* _Page_
— start —

- Ray Bolger in the original Broadway production
- Music: Richard Rodgers
- Lyrics: Lorenz Hart
- Book: Lorenz Hart Richard Rodgers
- Basis: The Warrior's Husband by Julian F. Thompson
- Productions: 1942 Broadway 1967 Off-Broadway revival

= By Jupiter =

1942 musical

By Jupiter is a musical with a book by Lorenz Hart and Richard Rodgers, music by Rodgers, and lyrics by Hart. The musical is based on the play The Warrior's Husband by Julian F. Thompson, set in the land of the Amazons. By Jupiter premiered on Broadway in 1942 and starred Ray Bolger, and was the last musical written by Rodgers and Hart; when Hart’s erratic behavior was often the cause of friction between him and Rodgers and led to a breakup of their partnership the following year before his death. Rodgers then began collaborating with Oscar Hammerstein II.

— end —

[Saved entries]
— start —

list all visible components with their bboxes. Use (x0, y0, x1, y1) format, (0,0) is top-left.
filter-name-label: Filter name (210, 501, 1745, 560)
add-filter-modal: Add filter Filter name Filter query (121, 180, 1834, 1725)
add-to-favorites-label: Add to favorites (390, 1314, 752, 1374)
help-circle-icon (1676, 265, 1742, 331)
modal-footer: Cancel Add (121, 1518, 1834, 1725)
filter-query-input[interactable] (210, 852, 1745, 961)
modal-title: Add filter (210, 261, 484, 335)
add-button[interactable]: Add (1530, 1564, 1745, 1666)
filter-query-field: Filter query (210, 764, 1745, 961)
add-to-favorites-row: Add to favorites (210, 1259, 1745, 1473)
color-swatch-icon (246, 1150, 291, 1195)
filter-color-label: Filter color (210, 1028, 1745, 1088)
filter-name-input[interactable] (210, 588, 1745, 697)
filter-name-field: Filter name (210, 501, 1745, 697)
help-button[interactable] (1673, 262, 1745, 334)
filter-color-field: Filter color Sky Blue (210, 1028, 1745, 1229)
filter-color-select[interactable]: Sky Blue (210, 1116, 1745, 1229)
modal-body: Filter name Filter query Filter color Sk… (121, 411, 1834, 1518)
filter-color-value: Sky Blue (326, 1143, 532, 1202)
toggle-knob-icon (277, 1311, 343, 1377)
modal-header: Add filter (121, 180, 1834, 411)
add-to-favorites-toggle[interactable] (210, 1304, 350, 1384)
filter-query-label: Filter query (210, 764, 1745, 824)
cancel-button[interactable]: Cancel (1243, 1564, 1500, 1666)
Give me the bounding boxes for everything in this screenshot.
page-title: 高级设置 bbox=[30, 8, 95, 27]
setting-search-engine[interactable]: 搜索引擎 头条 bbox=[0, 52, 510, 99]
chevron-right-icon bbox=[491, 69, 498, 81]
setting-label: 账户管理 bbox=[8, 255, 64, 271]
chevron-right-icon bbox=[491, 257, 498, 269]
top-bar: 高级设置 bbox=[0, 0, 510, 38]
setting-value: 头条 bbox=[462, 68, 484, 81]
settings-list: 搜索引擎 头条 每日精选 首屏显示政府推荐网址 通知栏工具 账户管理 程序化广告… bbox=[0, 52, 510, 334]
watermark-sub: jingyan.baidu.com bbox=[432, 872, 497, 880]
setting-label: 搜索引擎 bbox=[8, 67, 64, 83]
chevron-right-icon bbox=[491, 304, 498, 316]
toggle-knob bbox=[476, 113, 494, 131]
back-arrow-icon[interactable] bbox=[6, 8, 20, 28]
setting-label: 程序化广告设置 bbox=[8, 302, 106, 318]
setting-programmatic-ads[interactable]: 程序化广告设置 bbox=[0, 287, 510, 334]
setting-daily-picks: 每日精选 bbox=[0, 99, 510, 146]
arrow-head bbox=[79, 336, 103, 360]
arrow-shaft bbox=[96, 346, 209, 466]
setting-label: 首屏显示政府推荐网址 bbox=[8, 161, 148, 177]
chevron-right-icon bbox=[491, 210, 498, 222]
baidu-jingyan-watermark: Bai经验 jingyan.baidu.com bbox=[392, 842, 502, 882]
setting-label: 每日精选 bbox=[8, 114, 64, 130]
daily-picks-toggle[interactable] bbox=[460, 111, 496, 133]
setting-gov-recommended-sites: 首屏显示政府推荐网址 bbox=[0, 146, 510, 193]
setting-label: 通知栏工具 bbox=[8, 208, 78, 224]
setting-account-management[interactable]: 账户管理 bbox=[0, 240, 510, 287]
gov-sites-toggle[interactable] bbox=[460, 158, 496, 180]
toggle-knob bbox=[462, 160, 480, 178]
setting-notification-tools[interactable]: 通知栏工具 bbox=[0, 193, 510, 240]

— end —

* _Challenges_
1) Extract the passage of the By Jupiter article between "By Jupiter is" and "Oscar Hammerstein II.", inclusive.
2) Filter the records, copying out each line that contains the string "每日精选".

* _Responses to the exercise_
1)
By Jupiter is a musical with a book by Lorenz Hart and Richard Rodgers, music by Rodgers, and lyrics by Hart. The musical is based on the play The Warrior's Husband by Julian F. Thompson, set in the land of the Amazons. By Jupiter premiered on Broadway in 1942 and starred Ray Bolger, and was the last musical written by Rodgers and Hart; when Hart’s erratic behavior was often the cause of friction between him and Rodgers and led to a breakup of their partnership the following year before his death. Rodgers then began collaborating with Oscar Hammerstein II.

2)
settings-list: 搜索引擎 头条 每日精选 首屏显示政府推荐网址 通知栏工具 账户管理 程序化广告… bbox=[0, 52, 510, 334]
setting-daily-picks: 每日精选 bbox=[0, 99, 510, 146]
setting-label: 每日精选 bbox=[8, 114, 64, 130]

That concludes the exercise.